*DATA SHOWN*:
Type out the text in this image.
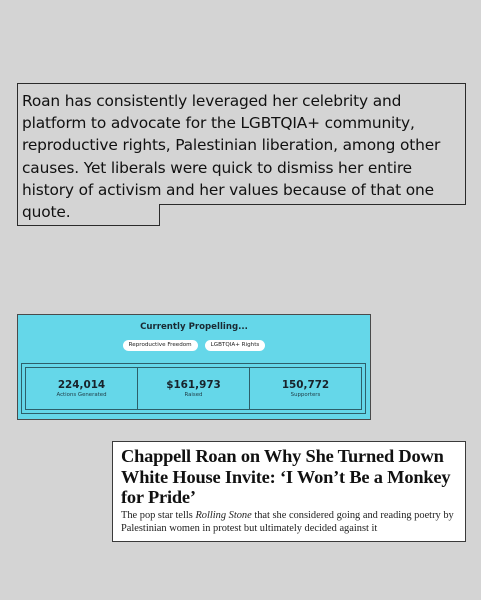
Roan has consistently leveraged her celebrity and platform to advocate for the LGBTQIA+ community, reproductive rights, Palestinian liberation, among other causes. Yet liberals were quick to dismiss her entire history of activism and her values because of that one quote.

Currently Propelling...
Reproductive Freedom	LGBTQIA+ Rights
224,014
Actions Generated
$161,973
Raised
150,772
Supporters
Chappell Roan on Why She Turned Down White House Invite: ‘I Won’t Be a Monkey for Pride’

The pop star tells Rolling Stone that she considered going and reading poetry by Palestinian women in protest but ultimately decided against it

*TASK PROMPT*:
Repeat the listing above exactly, with no pictures.

*FINISHED EXERCISE*:
Type out the text in this image.
Roan has consistently leveraged her celebrity and platform to advocate for the LGBTQIA+ community, reproductive rights, Palestinian liberation, among other causes. Yet liberals were quick to dismiss her entire history of activism and her values because of that one quote.

Currently Propelling...
Reproductive Freedom	LGBTQIA+ Rights
224,014
Actions Generated
$161,973
Raised
150,772
Supporters
Chappell Roan on Why She Turned Down White House Invite: ‘I Won’t Be a Monkey for Pride’

The pop star tells Rolling Stone that she considered going and reading poetry by Palestinian women in protest but ultimately decided against it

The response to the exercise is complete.